## Do this
Retype each line exactly. Skip images.

## Data records
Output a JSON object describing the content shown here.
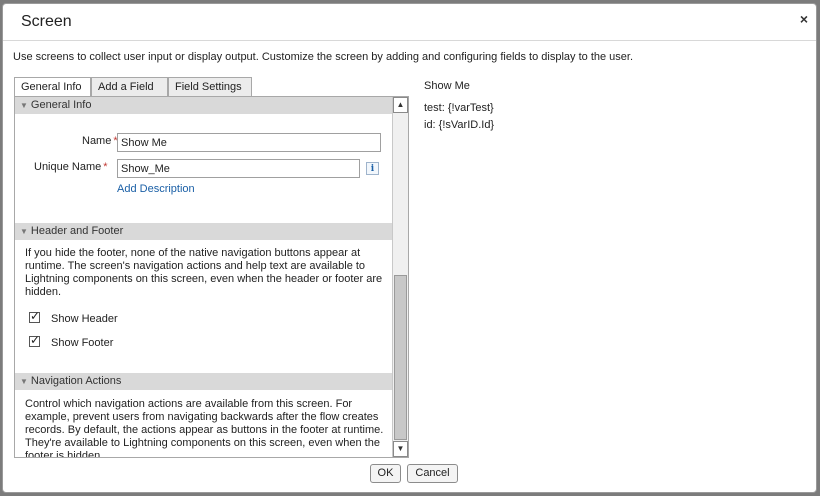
{
  "dialog": {
    "title": "Screen",
    "close_glyph": "×",
    "intro": "Use screens to collect user input or display output. Customize the screen by adding and configuring fields to display to the user."
  },
  "tabs": [
    {
      "label": "General Info",
      "active": true
    },
    {
      "label": "Add a Field",
      "active": false
    },
    {
      "label": "Field Settings",
      "active": false
    }
  ],
  "general_info": {
    "header": "General Info",
    "name_label": "Name",
    "name_value": "Show Me",
    "unique_name_label": "Unique Name",
    "unique_name_value": "Show_Me",
    "required_marker": "*",
    "info_glyph": "i",
    "add_description": "Add Description"
  },
  "header_footer": {
    "header": "Header and Footer",
    "description": "If you hide the footer, none of the native navigation buttons appear at runtime. The screen's navigation actions and help text are available to Lightning components on this screen, even when the header or footer are hidden.",
    "show_header": {
      "label": "Show Header",
      "checked": true
    },
    "show_footer": {
      "label": "Show Footer",
      "checked": true
    },
    "check_glyph": "✓"
  },
  "navigation_actions": {
    "header": "Navigation Actions",
    "description": "Control which navigation actions are available from this screen. For example, prevent users from navigating backwards after the flow creates records. By default, the actions appear as buttons in the footer at runtime. They're available to Lightning components on this screen, even when the footer is hidden."
  },
  "section_glyph": "▼",
  "scrollbar": {
    "up_glyph": "▲",
    "down_glyph": "▼"
  },
  "preview": {
    "title": "Show Me",
    "lines": [
      "test: {!varTest}",
      "id: {!sVarID.Id}"
    ]
  },
  "footer": {
    "ok_label": "OK",
    "cancel_label": "Cancel"
  }
}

## Solution for this task
Output a JSON object describing the content shown here.
{
  "dialog": {
    "title": "Screen",
    "close_glyph": "×",
    "intro": "Use screens to collect user input or display output. Customize the screen by adding and configuring fields to display to the user."
  },
  "tabs": [
    {
      "label": "General Info",
      "active": true
    },
    {
      "label": "Add a Field",
      "active": false
    },
    {
      "label": "Field Settings",
      "active": false
    }
  ],
  "general_info": {
    "header": "General Info",
    "name_label": "Name",
    "name_value": "Show Me",
    "unique_name_label": "Unique Name",
    "unique_name_value": "Show_Me",
    "required_marker": "*",
    "info_glyph": "i",
    "add_description": "Add Description"
  },
  "header_footer": {
    "header": "Header and Footer",
    "description": "If you hide the footer, none of the native navigation buttons appear at runtime. The screen's navigation actions and help text are available to Lightning components on this screen, even when the header or footer are hidden.",
    "show_header": {
      "label": "Show Header",
      "checked": true
    },
    "show_footer": {
      "label": "Show Footer",
      "checked": true
    },
    "check_glyph": "✓"
  },
  "navigation_actions": {
    "header": "Navigation Actions",
    "description": "Control which navigation actions are available from this screen. For example, prevent users from navigating backwards after the flow creates records. By default, the actions appear as buttons in the footer at runtime. They're available to Lightning components on this screen, even when the footer is hidden."
  },
  "section_glyph": "▼",
  "scrollbar": {
    "up_glyph": "▲",
    "down_glyph": "▼"
  },
  "preview": {
    "title": "Show Me",
    "lines": [
      "test: {!varTest}",
      "id: {!sVarID.Id}"
    ]
  },
  "footer": {
    "ok_label": "OK",
    "cancel_label": "Cancel"
  }
}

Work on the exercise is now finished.